[Data extracted from a collection]
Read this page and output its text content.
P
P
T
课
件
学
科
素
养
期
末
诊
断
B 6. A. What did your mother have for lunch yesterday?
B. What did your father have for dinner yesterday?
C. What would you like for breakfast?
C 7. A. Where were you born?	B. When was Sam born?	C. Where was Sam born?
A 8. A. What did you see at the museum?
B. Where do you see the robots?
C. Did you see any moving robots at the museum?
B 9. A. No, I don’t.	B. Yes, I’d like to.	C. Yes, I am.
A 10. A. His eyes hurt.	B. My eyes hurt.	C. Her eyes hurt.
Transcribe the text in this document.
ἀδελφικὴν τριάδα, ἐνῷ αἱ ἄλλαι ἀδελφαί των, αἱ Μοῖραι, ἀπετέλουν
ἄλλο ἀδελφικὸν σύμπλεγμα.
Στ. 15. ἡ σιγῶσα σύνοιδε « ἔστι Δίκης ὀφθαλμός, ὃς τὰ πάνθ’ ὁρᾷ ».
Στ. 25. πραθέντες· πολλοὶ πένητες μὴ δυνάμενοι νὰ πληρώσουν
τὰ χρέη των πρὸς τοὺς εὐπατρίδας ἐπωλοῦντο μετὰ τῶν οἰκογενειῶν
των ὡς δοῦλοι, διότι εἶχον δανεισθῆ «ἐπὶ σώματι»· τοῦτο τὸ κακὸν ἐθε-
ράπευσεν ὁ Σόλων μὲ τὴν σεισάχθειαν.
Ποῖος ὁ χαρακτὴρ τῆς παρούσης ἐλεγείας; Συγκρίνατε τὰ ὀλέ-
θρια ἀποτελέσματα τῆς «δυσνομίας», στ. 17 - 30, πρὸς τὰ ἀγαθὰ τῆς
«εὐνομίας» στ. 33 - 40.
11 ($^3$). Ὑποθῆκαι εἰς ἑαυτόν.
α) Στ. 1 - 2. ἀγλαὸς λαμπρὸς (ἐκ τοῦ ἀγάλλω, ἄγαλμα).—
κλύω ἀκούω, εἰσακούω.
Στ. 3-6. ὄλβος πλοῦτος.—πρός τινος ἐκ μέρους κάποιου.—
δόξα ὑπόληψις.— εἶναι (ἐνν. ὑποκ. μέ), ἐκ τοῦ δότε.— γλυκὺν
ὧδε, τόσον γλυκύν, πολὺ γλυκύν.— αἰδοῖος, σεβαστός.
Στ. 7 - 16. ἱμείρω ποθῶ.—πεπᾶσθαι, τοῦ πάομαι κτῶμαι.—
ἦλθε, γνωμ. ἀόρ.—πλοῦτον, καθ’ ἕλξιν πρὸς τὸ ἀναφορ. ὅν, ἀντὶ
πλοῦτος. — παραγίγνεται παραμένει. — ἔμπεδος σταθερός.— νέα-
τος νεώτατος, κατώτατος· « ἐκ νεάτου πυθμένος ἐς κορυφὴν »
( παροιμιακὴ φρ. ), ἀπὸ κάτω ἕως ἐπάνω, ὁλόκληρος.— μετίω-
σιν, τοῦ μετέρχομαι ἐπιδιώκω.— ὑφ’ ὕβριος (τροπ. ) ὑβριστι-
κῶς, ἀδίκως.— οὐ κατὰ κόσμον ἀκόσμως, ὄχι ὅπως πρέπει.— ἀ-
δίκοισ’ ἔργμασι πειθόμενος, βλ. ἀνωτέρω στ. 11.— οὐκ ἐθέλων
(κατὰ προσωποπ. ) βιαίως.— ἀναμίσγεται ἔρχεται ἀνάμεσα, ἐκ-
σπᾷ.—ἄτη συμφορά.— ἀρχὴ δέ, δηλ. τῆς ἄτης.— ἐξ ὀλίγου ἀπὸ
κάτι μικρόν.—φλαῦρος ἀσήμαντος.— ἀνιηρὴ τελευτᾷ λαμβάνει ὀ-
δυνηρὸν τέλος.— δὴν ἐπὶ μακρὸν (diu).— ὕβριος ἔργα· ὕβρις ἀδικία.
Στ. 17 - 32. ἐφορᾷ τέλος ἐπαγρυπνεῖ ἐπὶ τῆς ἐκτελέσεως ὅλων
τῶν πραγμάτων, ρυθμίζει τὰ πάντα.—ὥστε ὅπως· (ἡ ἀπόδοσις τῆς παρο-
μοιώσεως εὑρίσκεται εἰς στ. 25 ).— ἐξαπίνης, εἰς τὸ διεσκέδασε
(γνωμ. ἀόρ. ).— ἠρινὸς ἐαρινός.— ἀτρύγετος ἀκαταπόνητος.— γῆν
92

Do this = From the data above, work out how many lines hold "your". Answer with the number alone.

Solution to this problem = 2